* Start RECORDS *
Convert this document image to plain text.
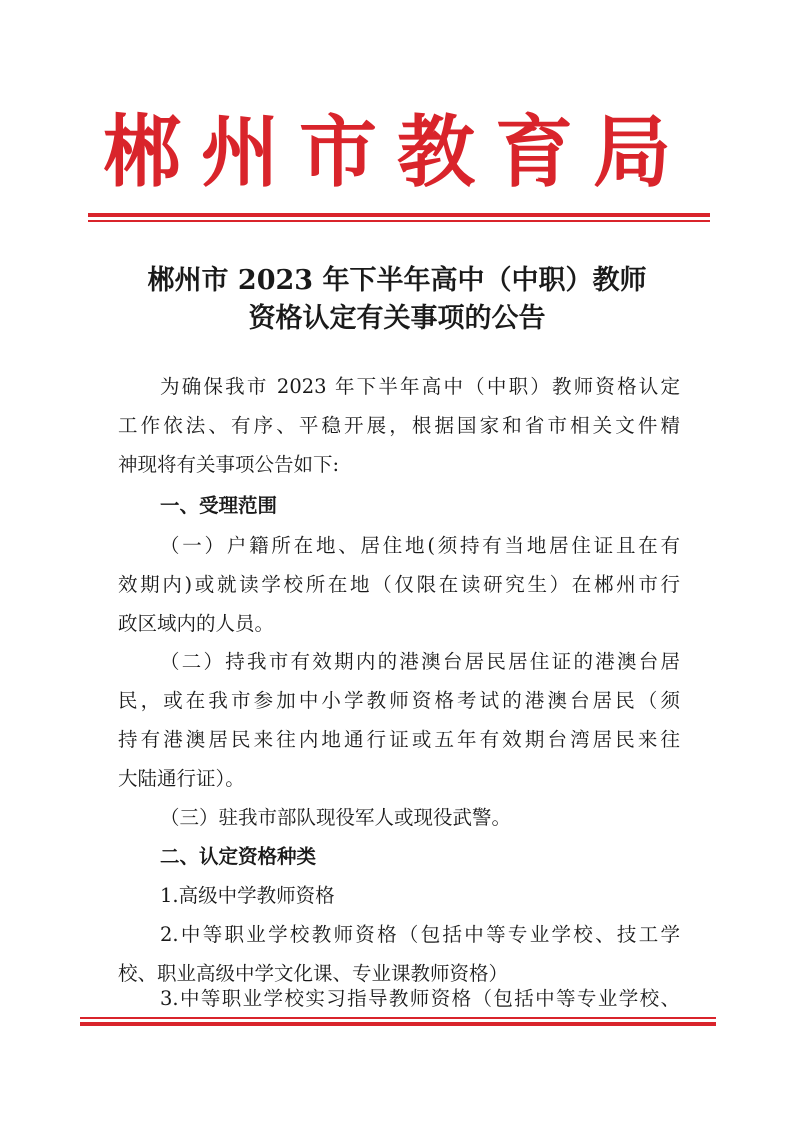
郴州市教育局
郴州市 2023 年下半年高中（中职）教师
资格认定有关事项的公告
为确保我市 2023 年下半年高中（中职）教师资格认定
工作依法、有序、平稳开展，根据国家和省市相关文件精
神现将有关事项公告如下:
一、受理范围
（一）户籍所在地、居住地(须持有当地居住证且在有
效期内)或就读学校所在地（仅限在读研究生）在郴州市行
政区域内的人员。
（二）持我市有效期内的港澳台居民居住证的港澳台居
民，或在我市参加中小学教师资格考试的港澳台居民（须
持有港澳居民来往内地通行证或五年有效期台湾居民来往
大陆通行证）。
（三）驻我市部队现役军人或现役武警。
二、认定资格种类
1.高级中学教师资格
2.中等职业学校教师资格（包括中等专业学校、技工学
校、职业高级中学文化课、专业课教师资格）
3.中等职业学校实习指导教师资格（包括中等专业学校、
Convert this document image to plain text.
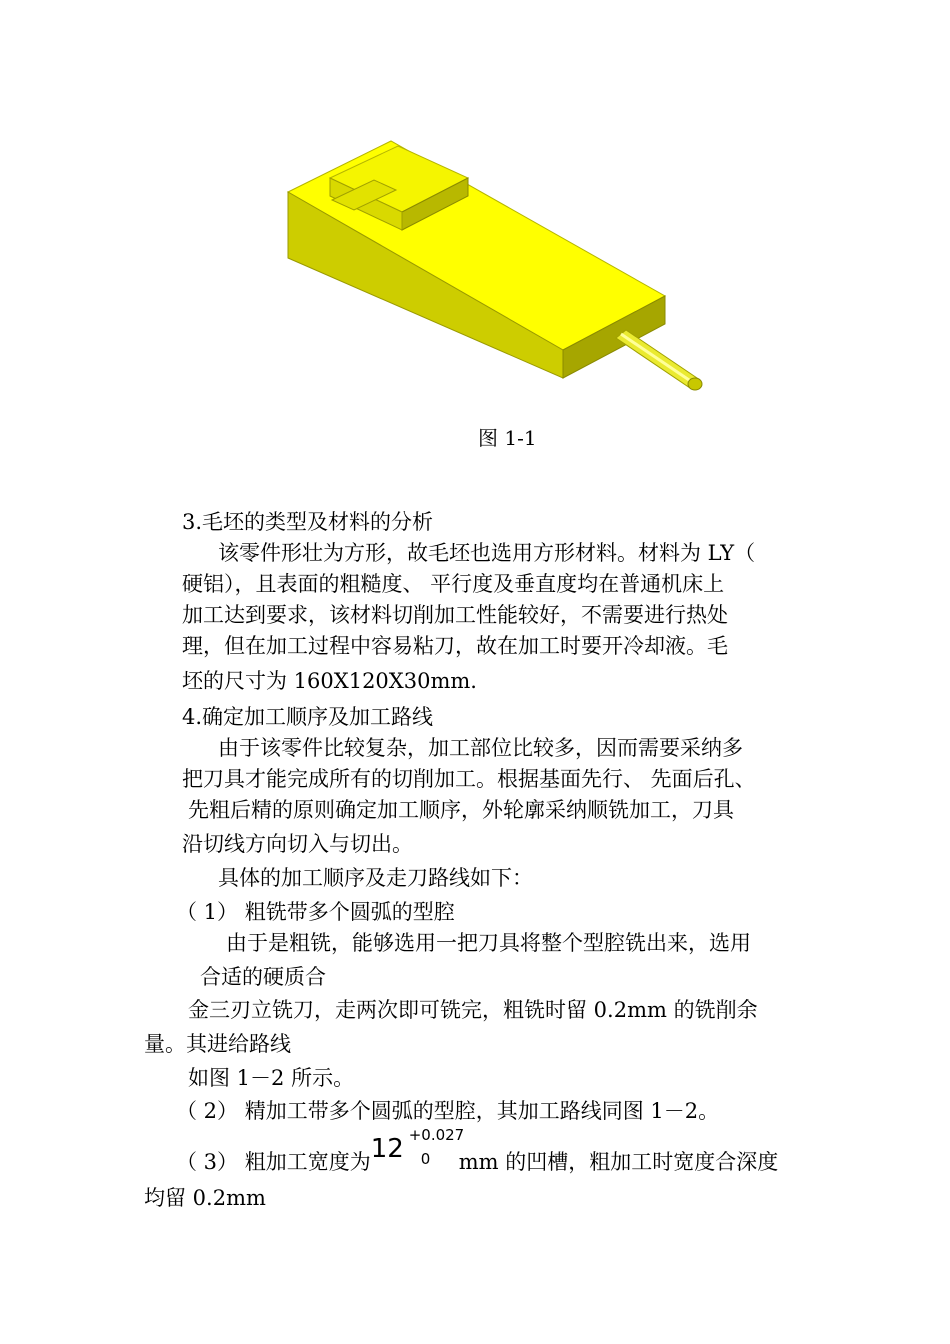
图 1-1
3.毛坯的类型及材料的分析
该零件形壮为方形，故毛坯也选用方形材料。材料为 LY（
硬铝），且表面的粗糙度、 平行度及垂直度均在普通机床上
加工达到要求，该材料切削加工性能较好，不需要进行热处
理，但在加工过程中容易粘刀，故在加工时要开冷却液。毛
坯的尺寸为 160X120X30mm.
4.确定加工顺序及加工路线
由于该零件比较复杂，加工部位比较多，因而需要采纳多
把刀具才能完成所有的切削加工。根据基面先行、 先面后孔、
先粗后精的原则确定加工顺序，外轮廓采纳顺铣加工，刀具
沿切线方向切入与切出。
具体的加工顺序及走刀路线如下：
（ 1） 粗铣带多个圆弧的型腔
由于是粗铣，能够选用一把刀具将整个型腔铣出来，选用
合适的硬质合
金三刃立铣刀，走两次即可铣完，粗铣时留 0.2mm 的铣削余
量。其进给路线
如图 1－2 所示。
（ 2） 精加工带多个圆弧的型腔，其加工路线同图 1－2。
（ 3） 粗加工宽度为 12 +0.027
0 mm 的凹槽，粗加工时宽度合深度
均留 0.2mm
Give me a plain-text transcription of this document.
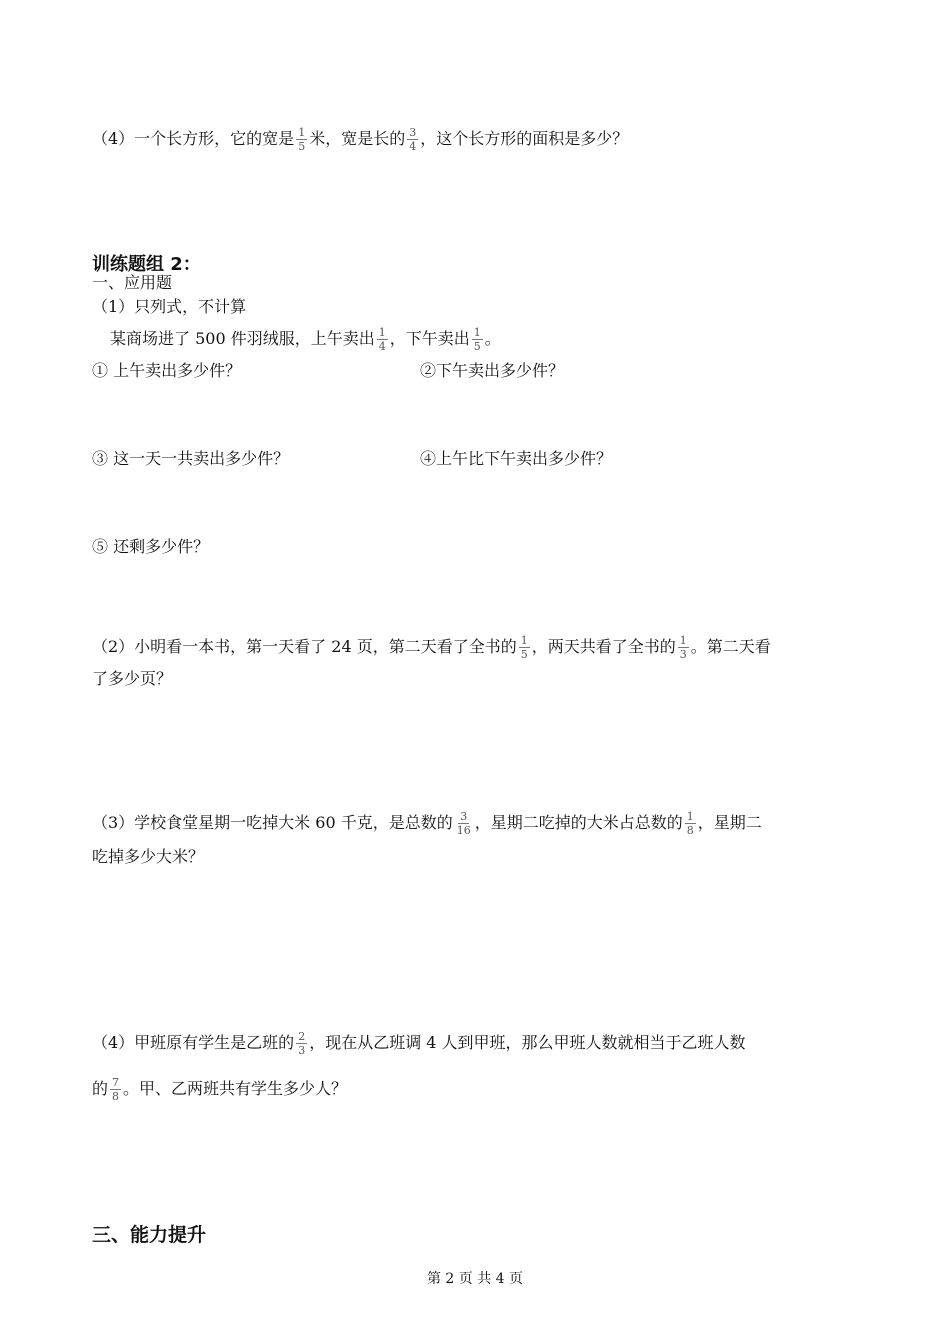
（4）一个长方形，它的宽是 $\frac{1}{5}$ 米，宽是长的 $\frac{3}{4}$ ，这个长方形的面积是多少？
训练题组 2：
一、应用题
（1）只列式，不计算
某商场进了 500 件羽绒服，上午卖出 $\frac{1}{4}$ ，下午卖出 $\frac{1}{5}$ 。
① 上午卖出多少件？	②下午卖出多少件？
③ 这一天一共卖出多少件？	④上午比下午卖出多少件？
⑤ 还剩多少件？
（2）小明看一本书，第一天看了 24 页，第二天看了全书的 $\frac{1}{5}$ ，两天共看了全书的 $\frac{1}{3}$ 。第二天看
了多少页？
（3）学校食堂星期一吃掉大米 60 千克，是总数的 $\frac{3}{16}$ ，星期二吃掉的大米占总数的 $\frac{1}{8}$ ，星期二
吃掉多少大米？
（4）甲班原有学生是乙班的 $\frac{2}{3}$ ，现在从乙班调 4 人到甲班，那么甲班人数就相当于乙班人数
的 $\frac{7}{8}$ 。甲、乙两班共有学生多少人？
三、能力提升
第 2 页 共 4 页
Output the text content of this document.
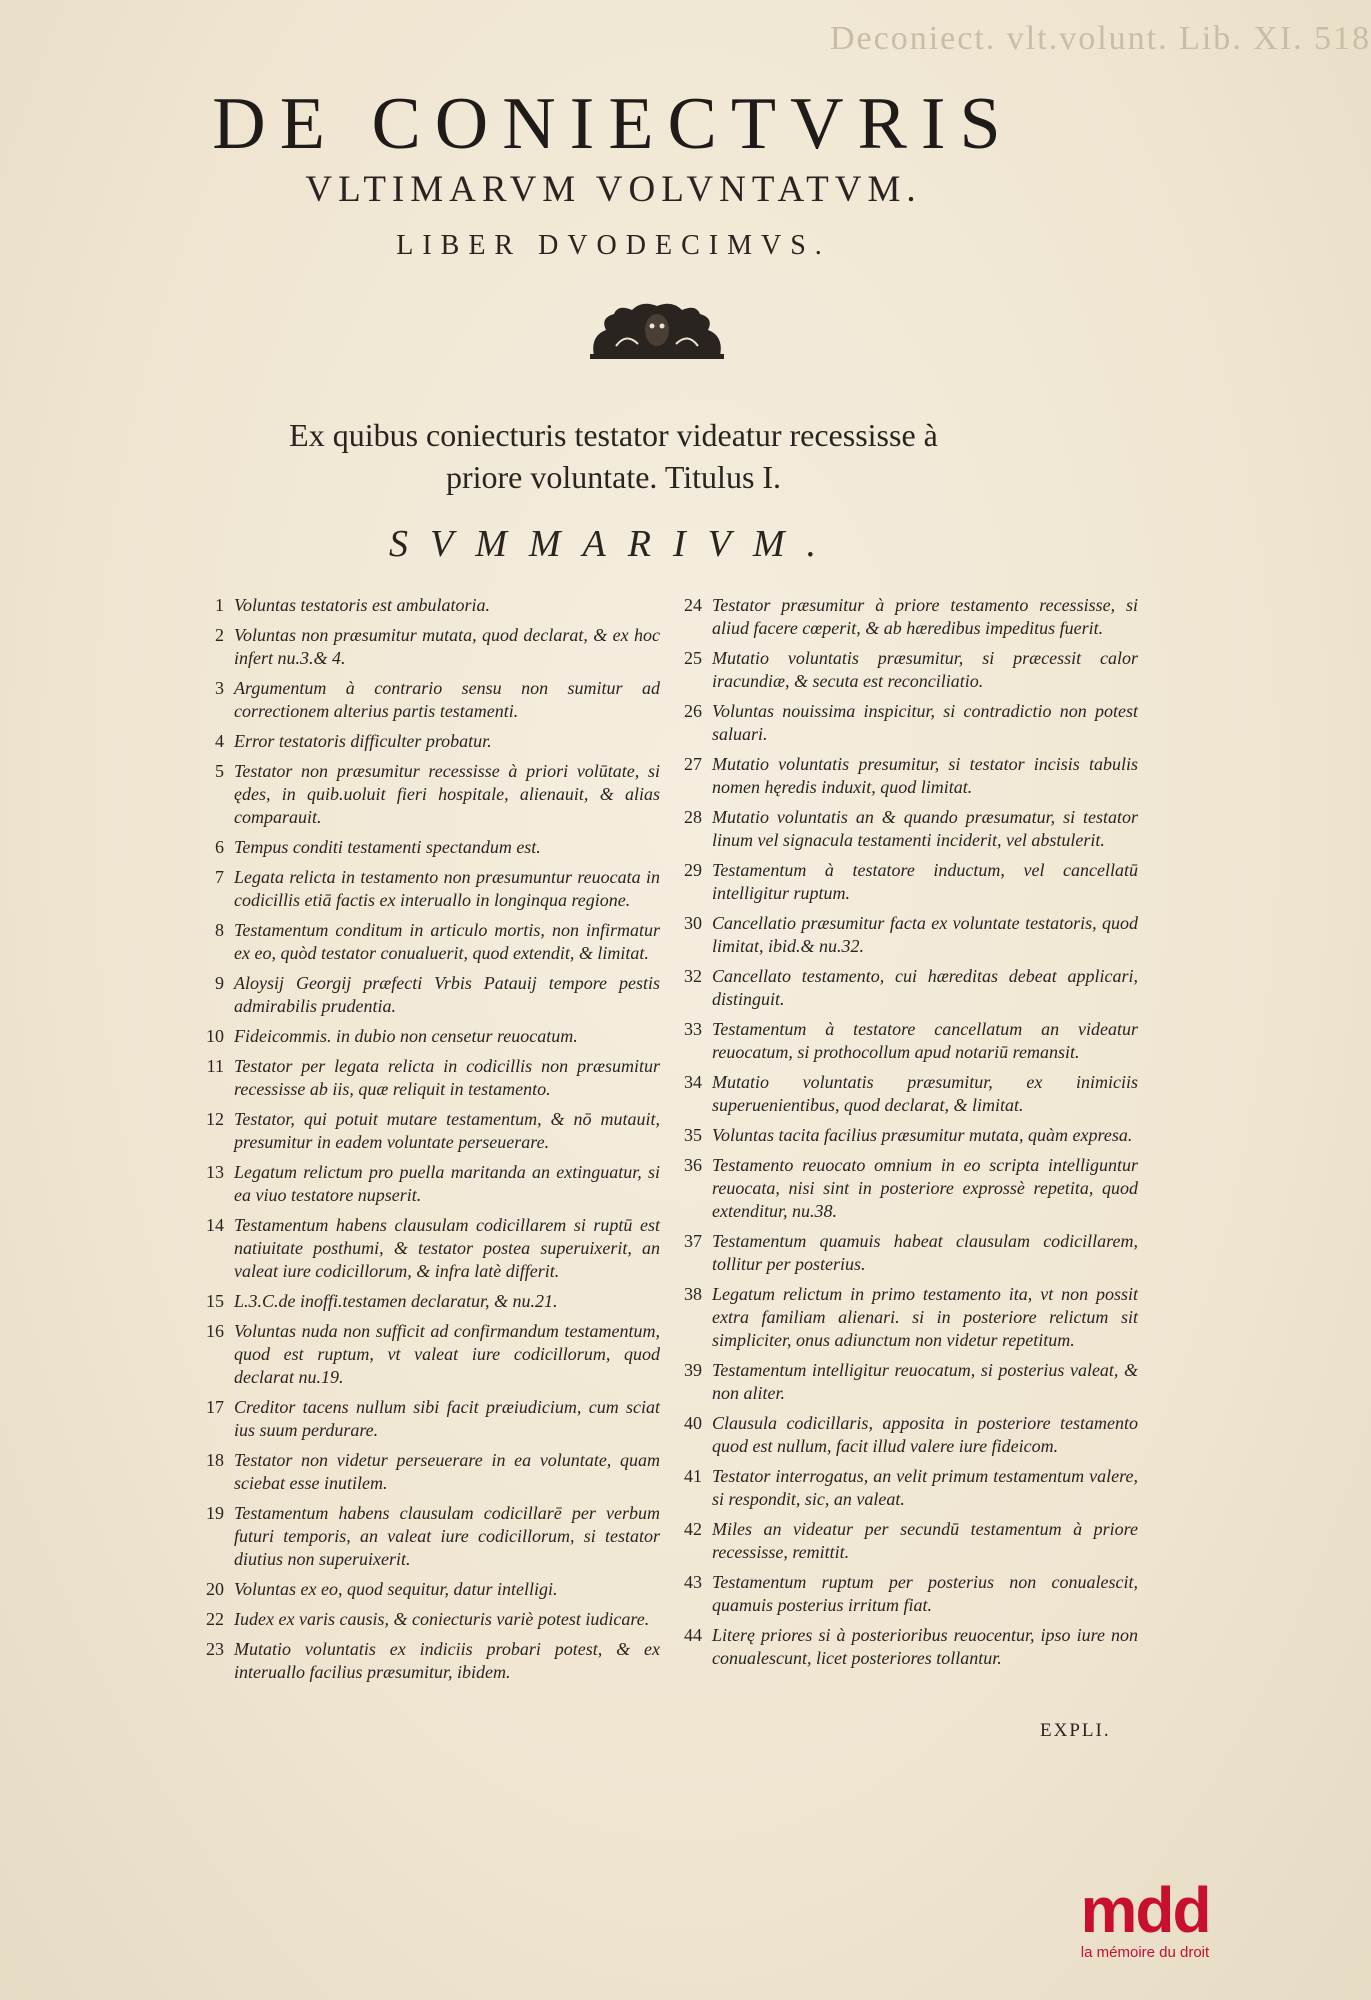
Deconiect. vlt.volunt. Lib. XI. 518
DE CONIECTVRIS
VLTIMARVM VOLVNTATVM.
LIBER DVODECIMVS.
Ex quibus coniecturis testator videatur recessisse à
priore voluntate. Titulus I.
SVMMARIVM.
1 Voluntas testatoris est ambulatoria.
2 Voluntas non præsumitur mutata, quod declarat, & ex hoc infert nu.3.& 4.
3 Argumentum à contrario sensu non sumitur ad correctionem alterius partis testamenti.
4 Error testatoris difficulter probatur.
5 Testator non præsumitur recessisse à priori volūtate, si ędes, in quib.uoluit fieri hospitale, alienauit, & alias comparauit.
6 Tempus conditi testamenti spectandum est.
7 Legata relicta in testamento non præsumuntur reuocata in codicillis etiā factis ex interuallo in longinqua regione.
8 Testamentum conditum in articulo mortis, non infirmatur ex eo, quòd testator conualuerit, quod extendit, & limitat.
9 Aloysij Georgij præfecti Vrbis Patauij tempore pestis admirabilis prudentia.
10 Fideicommis. in dubio non censetur reuocatum.
11 Testator per legata relicta in codicillis non præsumitur recessisse ab iis, quæ reliquit in testamento.
12 Testator, qui potuit mutare testamentum, & nō mutauit, presumitur in eadem voluntate perseuerare.
13 Legatum relictum pro puella maritanda an extinguatur, si ea viuo testatore nupserit.
14 Testamentum habens clausulam codicillarem si ruptū est natiuitate posthumi, & testator postea superuixerit, an valeat iure codicillorum, & infra latè differit.
15 L.3.C.de inoffi.testamen declaratur, & nu.21.
16 Voluntas nuda non sufficit ad confirmandum testamentum, quod est ruptum, vt valeat iure codicillorum, quod declarat nu.19.
17 Creditor tacens nullum sibi facit præiudicium, cum sciat ius suum perdurare.
18 Testator non videtur perseuerare in ea voluntate, quam sciebat esse inutilem.
19 Testamentum habens clausulam codicillarē per verbum futuri temporis, an valeat iure codicillorum, si testator diutius non superuixerit.
20 Voluntas ex eo, quod sequitur, datur intelligi.
22 Iudex ex varis causis, & coniecturis variè potest iudicare.
23 Mutatio voluntatis ex indiciis probari potest, & ex interuallo facilius præsumitur, ibidem.
24 Testator præsumitur à priore testamento recessisse, si aliud facere cœperit, & ab hæredibus impeditus fuerit.
25 Mutatio voluntatis præsumitur, si præcessit calor iracundiæ, & secuta est reconciliatio.
26 Voluntas nouissima inspicitur, si contradictio non potest saluari.
27 Mutatio voluntatis presumitur, si testator incisis tabulis nomen hęredis induxit, quod limitat.
28 Mutatio voluntatis an & quando præsumatur, si testator linum vel signacula testamenti inciderit, vel abstulerit.
29 Testamentum à testatore inductum, vel cancellatū intelligitur ruptum.
30 Cancellatio præsumitur facta ex voluntate testatoris, quod limitat, ibid.& nu.32.
32 Cancellato testamento, cui hæreditas debeat applicari, distinguit.
33 Testamentum à testatore cancellatum an videatur reuocatum, si prothocollum apud notariū remansit.
34 Mutatio voluntatis præsumitur, ex inimiciis superuenientibus, quod declarat, & limitat.
35 Voluntas tacita facilius præsumitur mutata, quàm expresa.
36 Testamento reuocato omnium in eo scripta intelliguntur reuocata, nisi sint in posteriore exprossè repetita, quod extenditur, nu.38.
37 Testamentum quamuis habeat clausulam codicillarem, tollitur per posterius.
38 Legatum relictum in primo testamento ita, vt non possit extra familiam alienari. si in posteriore relictum sit simpliciter, onus adiunctum non videtur repetitum.
39 Testamentum intelligitur reuocatum, si posterius valeat, & non aliter.
40 Clausula codicillaris, apposita in posteriore testamento quod est nullum, facit illud valere iure fideicom.
41 Testator interrogatus, an velit primum testamentum valere, si respondit, sic, an valeat.
42 Miles an videatur per secundū testamentum à priore recessisse, remittit.
43 Testamentum ruptum per posterius non conualescit, quamuis posterius irritum fiat.
44 Literę priores si à posterioribus reuocentur, ipso iure non conualescunt, licet posteriores tollantur.
EXPLI.
mdd
la mémoire du droit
* End RECORDS *
Copy all lines from the entries that contain the word "relicta".

7 Legata relicta in testamento non præsumuntur reuocata in codicillis etiā factis ex interuallo in longinqua regione.
11 Testator per legata relicta in codicillis non præsumitur recessisse ab iis, quæ reliquit in testamento.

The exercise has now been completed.